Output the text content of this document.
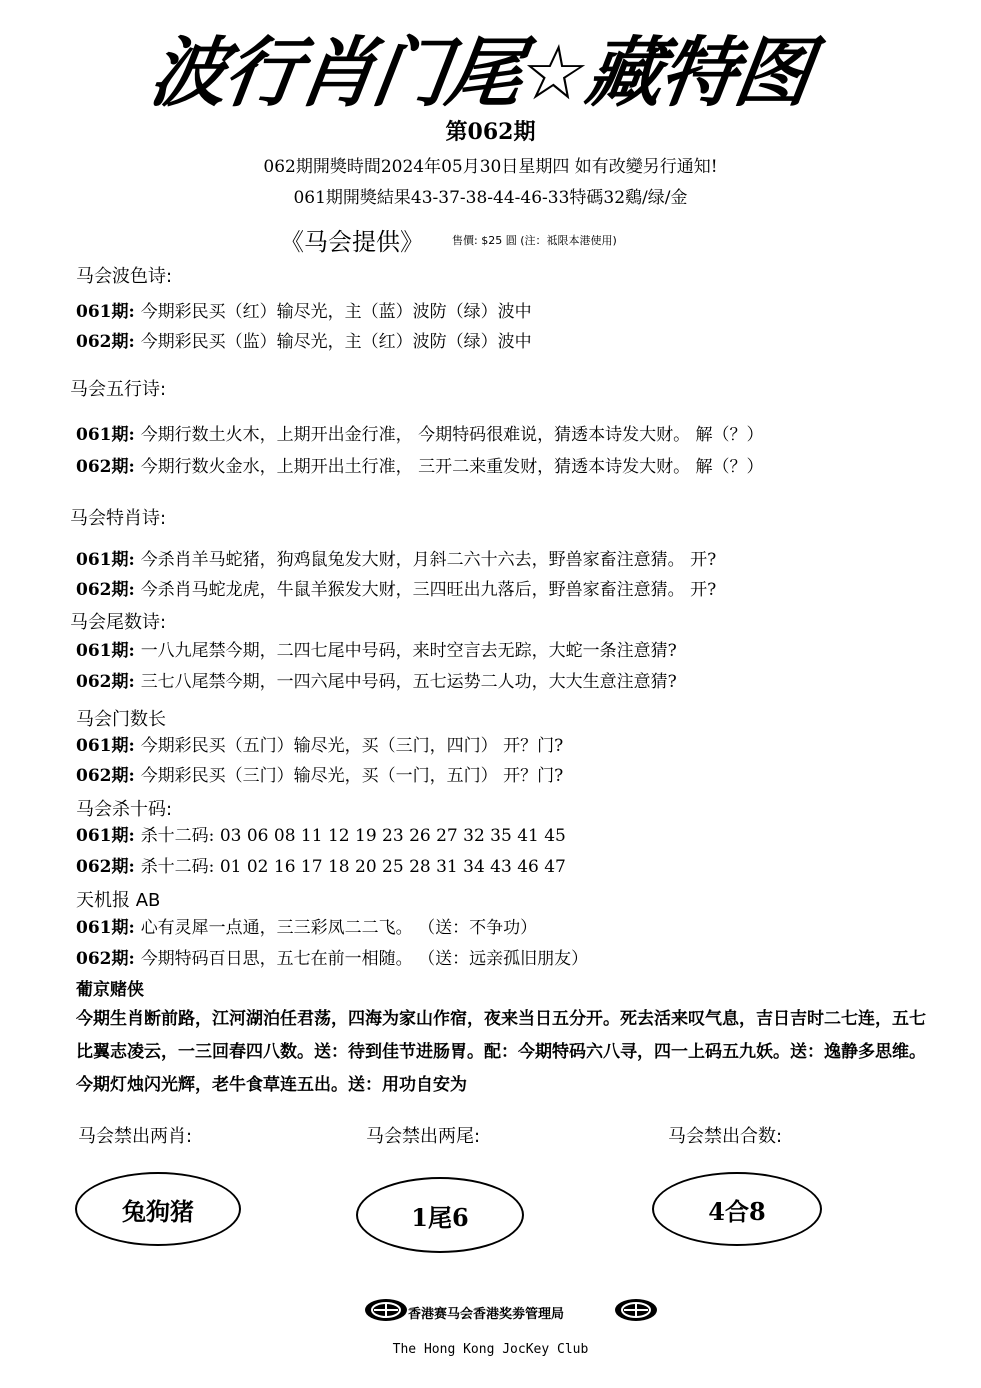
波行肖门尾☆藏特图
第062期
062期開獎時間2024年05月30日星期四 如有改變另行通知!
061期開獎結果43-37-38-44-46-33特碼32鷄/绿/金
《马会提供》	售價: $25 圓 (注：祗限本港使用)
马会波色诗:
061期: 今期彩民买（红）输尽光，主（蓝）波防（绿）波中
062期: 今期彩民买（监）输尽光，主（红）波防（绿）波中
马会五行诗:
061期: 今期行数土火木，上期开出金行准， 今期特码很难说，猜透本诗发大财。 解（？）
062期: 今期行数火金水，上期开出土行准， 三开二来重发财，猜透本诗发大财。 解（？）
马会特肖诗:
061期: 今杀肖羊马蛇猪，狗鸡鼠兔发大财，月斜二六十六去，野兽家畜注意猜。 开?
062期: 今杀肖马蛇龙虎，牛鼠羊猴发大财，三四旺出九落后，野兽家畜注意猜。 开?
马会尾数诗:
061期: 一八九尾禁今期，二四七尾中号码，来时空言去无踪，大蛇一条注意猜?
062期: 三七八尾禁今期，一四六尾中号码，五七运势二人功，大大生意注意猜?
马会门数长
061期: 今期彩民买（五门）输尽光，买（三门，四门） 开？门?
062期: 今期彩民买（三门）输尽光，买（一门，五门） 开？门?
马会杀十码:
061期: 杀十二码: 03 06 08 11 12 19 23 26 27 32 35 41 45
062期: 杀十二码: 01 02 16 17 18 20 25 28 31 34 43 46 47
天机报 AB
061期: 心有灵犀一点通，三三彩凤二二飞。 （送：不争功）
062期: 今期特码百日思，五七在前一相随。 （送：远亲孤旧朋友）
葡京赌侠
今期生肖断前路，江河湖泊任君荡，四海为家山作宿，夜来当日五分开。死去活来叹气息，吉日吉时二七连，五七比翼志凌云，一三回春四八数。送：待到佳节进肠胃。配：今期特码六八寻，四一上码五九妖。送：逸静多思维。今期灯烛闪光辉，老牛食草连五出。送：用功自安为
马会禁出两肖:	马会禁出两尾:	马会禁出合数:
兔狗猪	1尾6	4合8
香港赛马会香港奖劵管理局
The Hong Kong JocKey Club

--

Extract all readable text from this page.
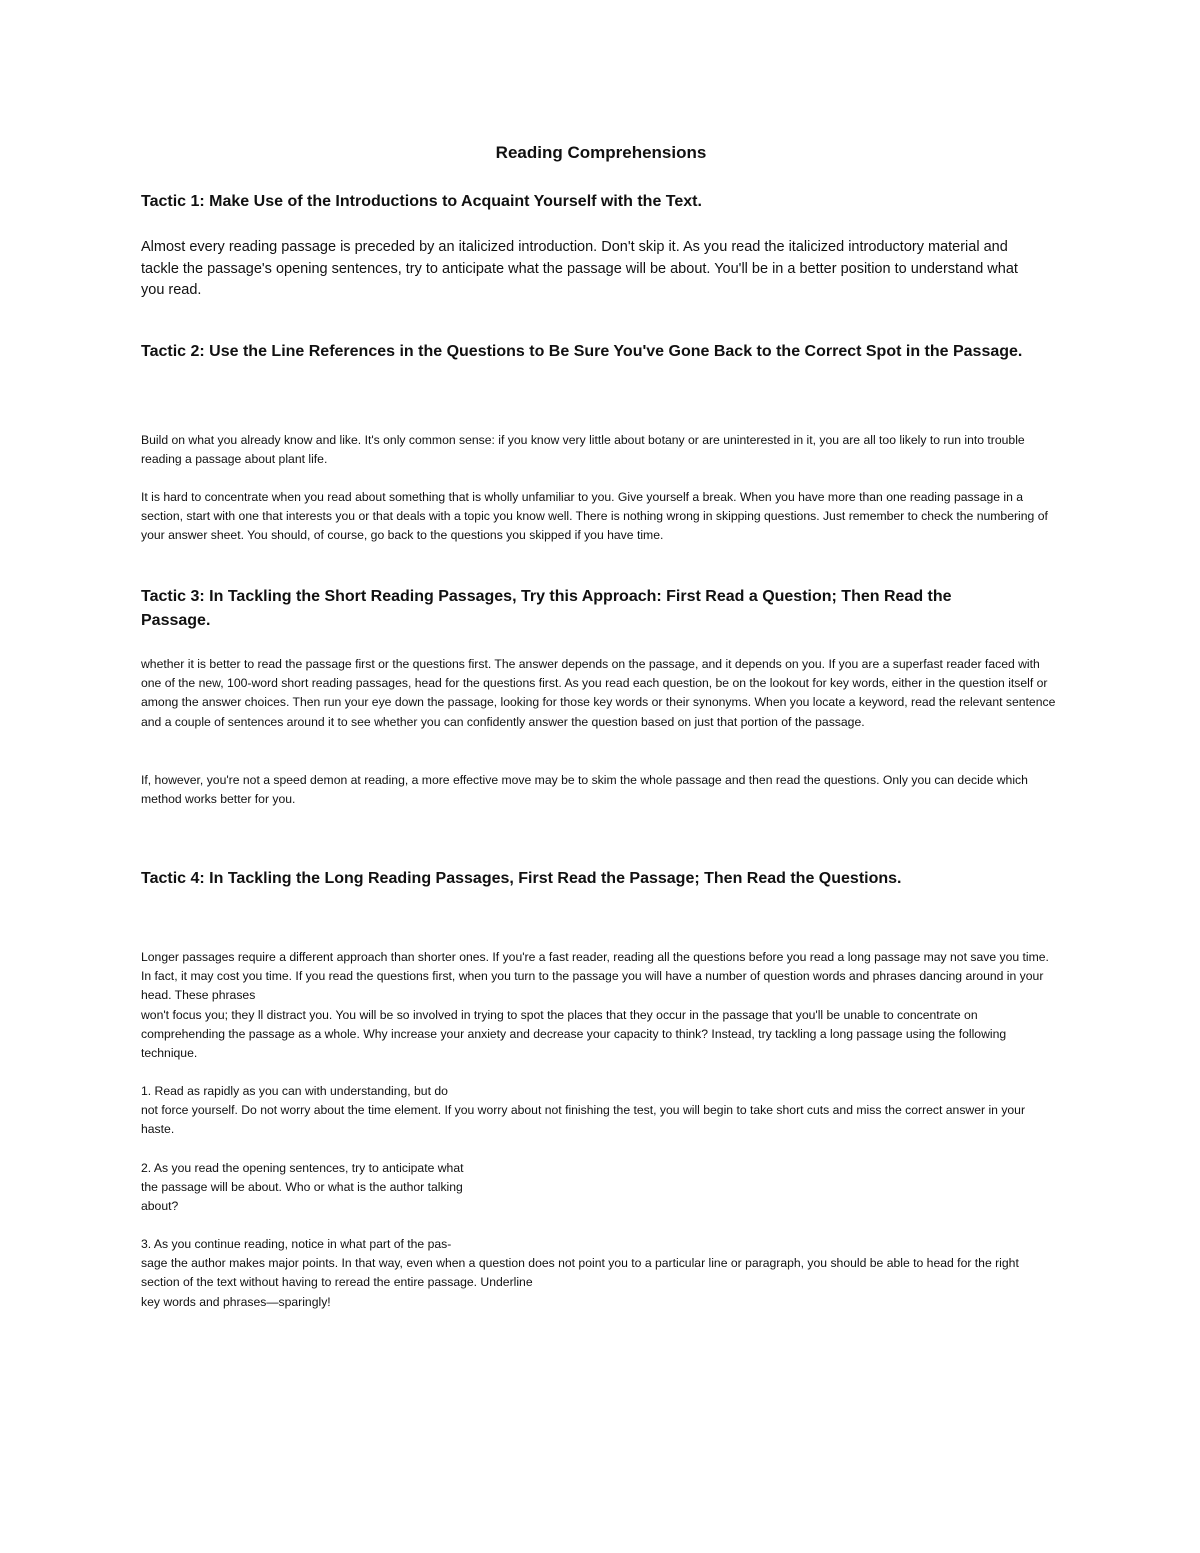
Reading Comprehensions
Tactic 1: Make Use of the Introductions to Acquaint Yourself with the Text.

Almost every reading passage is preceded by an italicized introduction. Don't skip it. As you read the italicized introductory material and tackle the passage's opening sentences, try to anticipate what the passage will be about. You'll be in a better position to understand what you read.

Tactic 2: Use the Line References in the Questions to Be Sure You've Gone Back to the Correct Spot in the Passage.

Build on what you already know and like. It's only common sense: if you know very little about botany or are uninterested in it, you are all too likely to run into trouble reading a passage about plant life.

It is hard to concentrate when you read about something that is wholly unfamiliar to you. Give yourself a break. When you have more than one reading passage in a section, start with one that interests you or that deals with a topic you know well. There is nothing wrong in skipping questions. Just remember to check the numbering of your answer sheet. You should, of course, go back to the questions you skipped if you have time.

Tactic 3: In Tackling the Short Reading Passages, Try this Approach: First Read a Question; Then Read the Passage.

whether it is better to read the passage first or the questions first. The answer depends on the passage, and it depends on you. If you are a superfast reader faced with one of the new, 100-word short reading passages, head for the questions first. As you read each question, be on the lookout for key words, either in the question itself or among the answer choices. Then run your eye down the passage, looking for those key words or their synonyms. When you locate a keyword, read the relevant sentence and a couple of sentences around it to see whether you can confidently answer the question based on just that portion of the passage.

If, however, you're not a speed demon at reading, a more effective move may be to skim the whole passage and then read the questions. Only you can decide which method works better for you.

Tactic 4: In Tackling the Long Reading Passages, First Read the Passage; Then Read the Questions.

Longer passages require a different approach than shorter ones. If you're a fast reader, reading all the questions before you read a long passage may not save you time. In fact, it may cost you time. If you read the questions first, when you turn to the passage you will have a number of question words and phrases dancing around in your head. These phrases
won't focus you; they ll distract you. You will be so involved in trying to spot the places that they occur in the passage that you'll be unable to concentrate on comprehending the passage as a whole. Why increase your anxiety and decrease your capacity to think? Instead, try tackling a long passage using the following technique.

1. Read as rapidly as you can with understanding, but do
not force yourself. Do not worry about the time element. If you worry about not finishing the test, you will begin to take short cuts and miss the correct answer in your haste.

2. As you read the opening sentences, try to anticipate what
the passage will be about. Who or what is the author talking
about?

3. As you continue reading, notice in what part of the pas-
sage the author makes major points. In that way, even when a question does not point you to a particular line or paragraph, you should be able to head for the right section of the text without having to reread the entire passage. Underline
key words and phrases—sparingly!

• Exercise task
Extract all lines that hold the word "whole".

• Full answer
If, however, you're not a speed demon at reading, a more effective move may be to skim the whole passage and then read the questions. Only you can decide which method works better for you.
won't focus you; they ll distract you. You will be so involved in trying to spot the places that they occur in the passage that you'll be unable to concentrate on comprehending the passage as a whole. Why increase your anxiety and decrease your capacity to think? Instead, try tackling a long passage using the following technique.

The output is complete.